**YOUR GOAL**
From the data that follows, copy every line holding the string "name".

**PROVIDED DATA**
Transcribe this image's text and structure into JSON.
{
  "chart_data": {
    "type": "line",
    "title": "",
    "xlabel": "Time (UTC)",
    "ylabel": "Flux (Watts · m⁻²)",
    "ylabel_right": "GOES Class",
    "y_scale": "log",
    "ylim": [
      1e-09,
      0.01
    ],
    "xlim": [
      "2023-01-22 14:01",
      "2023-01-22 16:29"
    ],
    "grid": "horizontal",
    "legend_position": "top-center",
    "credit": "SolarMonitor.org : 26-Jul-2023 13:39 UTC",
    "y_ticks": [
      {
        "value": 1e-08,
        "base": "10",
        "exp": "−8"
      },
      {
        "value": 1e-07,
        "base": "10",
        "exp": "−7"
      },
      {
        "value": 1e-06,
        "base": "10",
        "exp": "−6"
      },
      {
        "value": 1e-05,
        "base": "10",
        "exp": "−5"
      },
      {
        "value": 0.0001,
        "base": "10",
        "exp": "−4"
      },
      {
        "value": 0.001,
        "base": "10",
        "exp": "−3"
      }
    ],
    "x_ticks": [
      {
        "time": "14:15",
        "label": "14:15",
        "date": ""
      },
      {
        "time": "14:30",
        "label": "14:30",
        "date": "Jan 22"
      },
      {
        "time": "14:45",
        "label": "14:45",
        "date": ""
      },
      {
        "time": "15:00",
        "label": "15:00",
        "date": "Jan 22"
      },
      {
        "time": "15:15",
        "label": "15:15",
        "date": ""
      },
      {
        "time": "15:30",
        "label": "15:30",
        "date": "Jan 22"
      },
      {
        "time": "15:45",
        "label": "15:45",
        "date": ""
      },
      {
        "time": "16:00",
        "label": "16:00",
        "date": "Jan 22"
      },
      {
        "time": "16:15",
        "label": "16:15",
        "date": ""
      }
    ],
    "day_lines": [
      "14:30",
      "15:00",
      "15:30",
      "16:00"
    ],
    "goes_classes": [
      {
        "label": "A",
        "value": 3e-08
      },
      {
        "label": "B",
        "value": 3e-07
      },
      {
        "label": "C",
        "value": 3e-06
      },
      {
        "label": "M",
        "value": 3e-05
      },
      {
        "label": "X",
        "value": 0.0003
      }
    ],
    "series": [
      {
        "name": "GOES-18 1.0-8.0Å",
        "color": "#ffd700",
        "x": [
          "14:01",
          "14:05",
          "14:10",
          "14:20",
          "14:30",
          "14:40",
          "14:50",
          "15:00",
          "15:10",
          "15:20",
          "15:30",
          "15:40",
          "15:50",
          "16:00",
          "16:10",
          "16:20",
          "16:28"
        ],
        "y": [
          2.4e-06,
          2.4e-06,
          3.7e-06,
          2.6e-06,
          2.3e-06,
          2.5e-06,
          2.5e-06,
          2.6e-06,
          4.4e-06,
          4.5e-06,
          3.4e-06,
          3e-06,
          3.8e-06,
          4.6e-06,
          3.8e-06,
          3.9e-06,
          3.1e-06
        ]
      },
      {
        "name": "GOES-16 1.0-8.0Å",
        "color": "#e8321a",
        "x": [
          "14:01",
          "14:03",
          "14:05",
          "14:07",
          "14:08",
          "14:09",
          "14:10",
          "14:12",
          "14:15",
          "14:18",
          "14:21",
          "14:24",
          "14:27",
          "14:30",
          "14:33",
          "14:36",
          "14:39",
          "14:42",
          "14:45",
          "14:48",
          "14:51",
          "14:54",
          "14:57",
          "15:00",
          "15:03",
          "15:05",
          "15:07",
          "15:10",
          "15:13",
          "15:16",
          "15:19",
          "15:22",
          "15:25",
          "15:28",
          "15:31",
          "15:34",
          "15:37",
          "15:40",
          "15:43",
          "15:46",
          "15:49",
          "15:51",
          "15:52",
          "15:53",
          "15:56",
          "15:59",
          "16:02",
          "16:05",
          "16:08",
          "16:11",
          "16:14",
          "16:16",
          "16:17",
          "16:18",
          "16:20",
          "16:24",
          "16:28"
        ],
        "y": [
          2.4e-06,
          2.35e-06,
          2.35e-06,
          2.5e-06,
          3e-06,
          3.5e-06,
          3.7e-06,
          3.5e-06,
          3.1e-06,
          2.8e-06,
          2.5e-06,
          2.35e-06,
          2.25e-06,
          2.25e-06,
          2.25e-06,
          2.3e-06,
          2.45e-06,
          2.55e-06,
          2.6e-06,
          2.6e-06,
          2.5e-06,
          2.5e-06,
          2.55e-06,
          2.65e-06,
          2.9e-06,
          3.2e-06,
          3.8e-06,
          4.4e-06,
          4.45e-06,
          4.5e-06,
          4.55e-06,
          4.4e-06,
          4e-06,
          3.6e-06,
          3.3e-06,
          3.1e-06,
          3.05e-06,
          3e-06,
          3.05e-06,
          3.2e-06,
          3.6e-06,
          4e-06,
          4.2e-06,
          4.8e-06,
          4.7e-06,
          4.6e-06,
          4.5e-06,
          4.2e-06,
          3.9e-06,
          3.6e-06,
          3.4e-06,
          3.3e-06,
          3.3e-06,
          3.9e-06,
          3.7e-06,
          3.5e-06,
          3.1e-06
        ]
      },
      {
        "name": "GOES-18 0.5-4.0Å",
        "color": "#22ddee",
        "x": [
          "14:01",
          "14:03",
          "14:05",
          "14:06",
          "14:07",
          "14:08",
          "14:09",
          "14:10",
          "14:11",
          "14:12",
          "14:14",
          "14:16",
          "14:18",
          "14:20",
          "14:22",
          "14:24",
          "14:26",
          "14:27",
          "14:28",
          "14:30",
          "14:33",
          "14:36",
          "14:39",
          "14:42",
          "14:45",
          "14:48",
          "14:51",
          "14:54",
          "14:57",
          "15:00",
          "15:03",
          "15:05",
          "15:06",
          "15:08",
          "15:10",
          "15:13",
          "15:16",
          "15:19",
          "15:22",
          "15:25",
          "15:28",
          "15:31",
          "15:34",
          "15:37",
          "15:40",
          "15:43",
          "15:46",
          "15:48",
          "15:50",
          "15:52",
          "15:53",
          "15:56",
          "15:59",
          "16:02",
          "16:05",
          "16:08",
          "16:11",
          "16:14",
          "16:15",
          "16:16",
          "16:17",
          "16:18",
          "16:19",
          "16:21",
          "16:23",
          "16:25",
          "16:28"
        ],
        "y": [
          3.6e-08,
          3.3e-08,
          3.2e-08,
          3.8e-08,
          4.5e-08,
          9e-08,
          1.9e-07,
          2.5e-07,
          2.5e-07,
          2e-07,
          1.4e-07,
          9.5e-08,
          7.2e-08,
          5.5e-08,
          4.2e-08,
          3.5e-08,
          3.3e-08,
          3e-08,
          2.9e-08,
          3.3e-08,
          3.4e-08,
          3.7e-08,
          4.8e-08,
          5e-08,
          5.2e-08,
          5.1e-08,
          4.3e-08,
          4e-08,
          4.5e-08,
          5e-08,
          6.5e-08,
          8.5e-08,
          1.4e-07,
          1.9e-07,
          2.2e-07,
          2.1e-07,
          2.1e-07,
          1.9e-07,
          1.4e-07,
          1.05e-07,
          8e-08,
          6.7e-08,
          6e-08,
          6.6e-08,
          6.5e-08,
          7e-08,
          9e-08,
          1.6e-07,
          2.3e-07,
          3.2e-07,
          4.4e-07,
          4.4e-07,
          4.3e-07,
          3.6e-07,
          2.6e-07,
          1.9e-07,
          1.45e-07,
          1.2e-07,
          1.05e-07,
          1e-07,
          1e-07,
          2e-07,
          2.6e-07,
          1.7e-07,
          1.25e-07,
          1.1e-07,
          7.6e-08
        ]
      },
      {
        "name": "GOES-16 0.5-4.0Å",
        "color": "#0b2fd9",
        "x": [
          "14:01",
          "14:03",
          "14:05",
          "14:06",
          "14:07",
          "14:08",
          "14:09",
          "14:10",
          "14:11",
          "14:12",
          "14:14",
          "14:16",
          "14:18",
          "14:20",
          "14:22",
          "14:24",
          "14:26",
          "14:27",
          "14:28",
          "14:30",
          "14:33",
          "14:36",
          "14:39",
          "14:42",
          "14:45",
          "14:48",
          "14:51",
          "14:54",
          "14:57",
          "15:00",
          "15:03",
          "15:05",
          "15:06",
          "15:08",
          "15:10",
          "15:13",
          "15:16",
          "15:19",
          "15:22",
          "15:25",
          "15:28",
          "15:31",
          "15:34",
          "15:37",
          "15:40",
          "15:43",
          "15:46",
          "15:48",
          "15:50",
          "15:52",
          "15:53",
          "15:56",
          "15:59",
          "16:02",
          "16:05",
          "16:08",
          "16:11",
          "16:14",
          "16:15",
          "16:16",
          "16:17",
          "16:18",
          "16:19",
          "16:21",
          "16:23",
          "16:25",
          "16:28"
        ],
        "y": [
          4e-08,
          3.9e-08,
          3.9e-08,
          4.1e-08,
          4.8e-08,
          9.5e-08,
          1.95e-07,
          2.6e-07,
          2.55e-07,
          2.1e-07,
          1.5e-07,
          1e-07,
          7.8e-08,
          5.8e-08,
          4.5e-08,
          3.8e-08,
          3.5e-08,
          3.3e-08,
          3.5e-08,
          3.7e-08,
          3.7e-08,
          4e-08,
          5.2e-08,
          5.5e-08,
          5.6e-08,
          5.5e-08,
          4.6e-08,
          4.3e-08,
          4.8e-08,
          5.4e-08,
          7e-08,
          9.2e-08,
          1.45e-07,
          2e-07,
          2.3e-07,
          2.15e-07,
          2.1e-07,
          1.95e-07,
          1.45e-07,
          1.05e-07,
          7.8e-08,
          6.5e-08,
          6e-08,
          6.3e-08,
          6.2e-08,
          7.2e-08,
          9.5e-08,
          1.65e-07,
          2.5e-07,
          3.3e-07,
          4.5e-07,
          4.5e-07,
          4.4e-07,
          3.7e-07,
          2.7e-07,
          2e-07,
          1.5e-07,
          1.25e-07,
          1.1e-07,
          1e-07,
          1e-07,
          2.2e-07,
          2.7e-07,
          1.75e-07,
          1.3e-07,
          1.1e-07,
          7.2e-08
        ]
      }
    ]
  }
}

**SOLUTION**
        "name": "GOES-18 1.0-8.0Å",
        "name": "GOES-16 1.0-8.0Å",
        "name": "GOES-18 0.5-4.0Å",
        "name": "GOES-16 0.5-4.0Å",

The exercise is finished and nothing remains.